*THE REQUEST:*
Leave out the pictures and transcribe everything else exactly.

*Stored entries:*
══════════

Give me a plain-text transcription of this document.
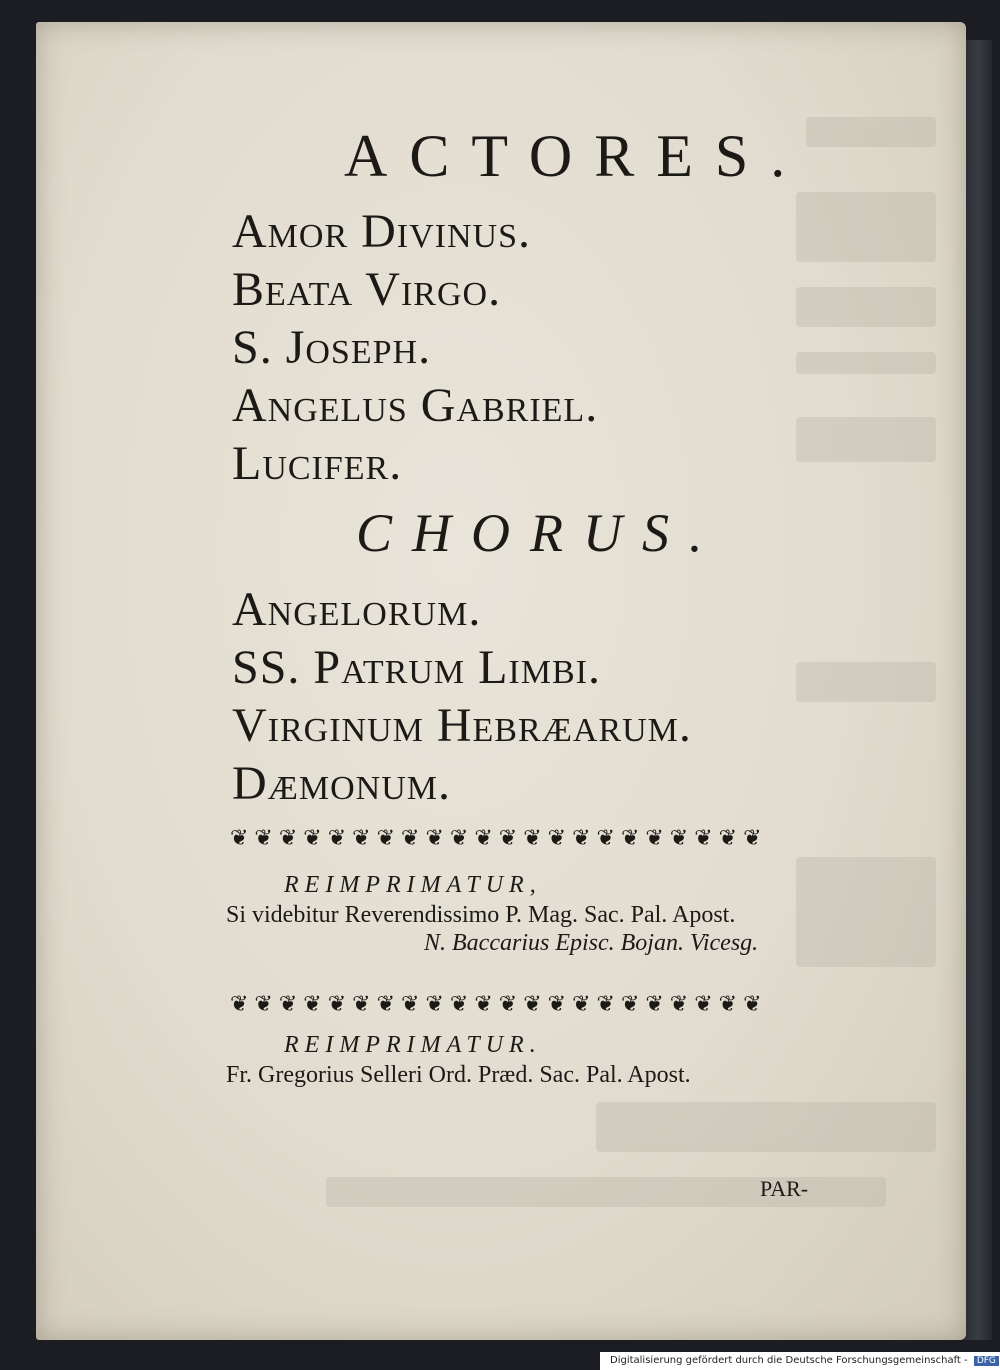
ACTORES.

Amor Divinus.

Beata Virgo.

S. Joseph.

Angelus Gabriel.

Lucifer.

CHORUS.

Angelorum.

SS. Patrum Limbi.

Virginum Hebræarum.

Dæmonum.

❦❦❦❦❦❦❦❦❦❦❦❦❦❦❦❦❦❦❦❦❦❦

REIMPRIMATUR,

Si videbitur Reverendissimo P. Mag. Sac. Pal. Apost.

N. Baccarius Episc. Bojan. Vicesg.

❦❦❦❦❦❦❦❦❦❦❦❦❦❦❦❦❦❦❦❦❦❦

REIMPRIMATUR.

Fr. Gregorius Selleri Ord. Præd. Sac. Pal. Apost.

PAR-

Digitalisierung gefördert durch die Deutsche Forschungsgemeinschaft - DFG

══════════

*SOLUTION FOR THIS EXERCISE:*
Give me a plain-text transcription of this document.
ACTORES.

Amor Divinus.

Beata Virgo.

S. Joseph.

Angelus Gabriel.

Lucifer.

CHORUS.

Angelorum.

SS. Patrum Limbi.

Virginum Hebræarum.

Dæmonum.

❦❦❦❦❦❦❦❦❦❦❦❦❦❦❦❦❦❦❦❦❦❦

REIMPRIMATUR,

Si videbitur Reverendissimo P. Mag. Sac. Pal. Apost.

N. Baccarius Episc. Bojan. Vicesg.

❦❦❦❦❦❦❦❦❦❦❦❦❦❦❦❦❦❦❦❦❦❦

REIMPRIMATUR.

Fr. Gregorius Selleri Ord. Præd. Sac. Pal. Apost.

PAR-

Digitalisierung gefördert durch die Deutsche Forschungsgemeinschaft - DFG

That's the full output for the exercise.